__Exercise__
What is needed here is an exact copy of every entry.

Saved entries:
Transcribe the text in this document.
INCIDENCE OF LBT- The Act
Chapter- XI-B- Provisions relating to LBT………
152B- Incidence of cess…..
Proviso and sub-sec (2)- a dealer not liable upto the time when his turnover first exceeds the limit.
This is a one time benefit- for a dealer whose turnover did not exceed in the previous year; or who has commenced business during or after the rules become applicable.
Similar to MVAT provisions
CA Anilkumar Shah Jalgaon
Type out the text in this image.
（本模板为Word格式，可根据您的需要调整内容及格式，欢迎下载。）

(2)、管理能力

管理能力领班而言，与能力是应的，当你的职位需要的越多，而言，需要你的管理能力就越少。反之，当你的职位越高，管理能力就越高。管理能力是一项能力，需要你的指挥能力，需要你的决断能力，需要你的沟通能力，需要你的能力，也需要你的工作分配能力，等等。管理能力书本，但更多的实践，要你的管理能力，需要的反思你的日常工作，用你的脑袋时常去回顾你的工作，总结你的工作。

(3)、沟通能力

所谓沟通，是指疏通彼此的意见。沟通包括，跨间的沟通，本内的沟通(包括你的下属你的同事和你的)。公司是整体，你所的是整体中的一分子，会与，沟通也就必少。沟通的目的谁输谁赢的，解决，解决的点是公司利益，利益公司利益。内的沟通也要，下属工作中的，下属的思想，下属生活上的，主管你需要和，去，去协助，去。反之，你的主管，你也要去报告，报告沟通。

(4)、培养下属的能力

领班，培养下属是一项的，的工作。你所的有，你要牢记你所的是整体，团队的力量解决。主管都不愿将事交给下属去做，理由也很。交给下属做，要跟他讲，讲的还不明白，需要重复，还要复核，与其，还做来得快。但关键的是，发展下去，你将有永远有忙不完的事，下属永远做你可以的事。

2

__Problem solution__
Transcribe the text in this document.
INCIDENCE OF LBT- The Act
Chapter- XI-B- Provisions relating to LBT………
152B- Incidence of cess…..
Proviso and sub-sec (2)- a dealer not liable upto the time when his turnover first exceeds the limit.
This is a one time benefit- for a dealer whose turnover did not exceed in the previous year; or who has commenced business during or after the rules become applicable.
Similar to MVAT provisions
CA Anilkumar Shah Jalgaon
Type out the text in this image.
（本模板为Word格式，可根据您的需要调整内容及格式，欢迎下载。）

(2)、管理能力

管理能力领班而言，与能力是应的，当你的职位需要的越多，而言，需要你的管理能力就越少。反之，当你的职位越高，管理能力就越高。管理能力是一项能力，需要你的指挥能力，需要你的决断能力，需要你的沟通能力，需要你的能力，也需要你的工作分配能力，等等。管理能力书本，但更多的实践，要你的管理能力，需要的反思你的日常工作，用你的脑袋时常去回顾你的工作，总结你的工作。

(3)、沟通能力

所谓沟通，是指疏通彼此的意见。沟通包括，跨间的沟通，本内的沟通(包括你的下属你的同事和你的)。公司是整体，你所的是整体中的一分子，会与，沟通也就必少。沟通的目的谁输谁赢的，解决，解决的点是公司利益，利益公司利益。内的沟通也要，下属工作中的，下属的思想，下属生活上的，主管你需要和，去，去协助，去。反之，你的主管，你也要去报告，报告沟通。

(4)、培养下属的能力

领班，培养下属是一项的，的工作。你所的有，你要牢记你所的是整体，团队的力量解决。主管都不愿将事交给下属去做，理由也很。交给下属做，要跟他讲，讲的还不明白，需要重复，还要复核，与其，还做来得快。但关键的是，发展下去，你将有永远有忙不完的事，下属永远做你可以的事。

2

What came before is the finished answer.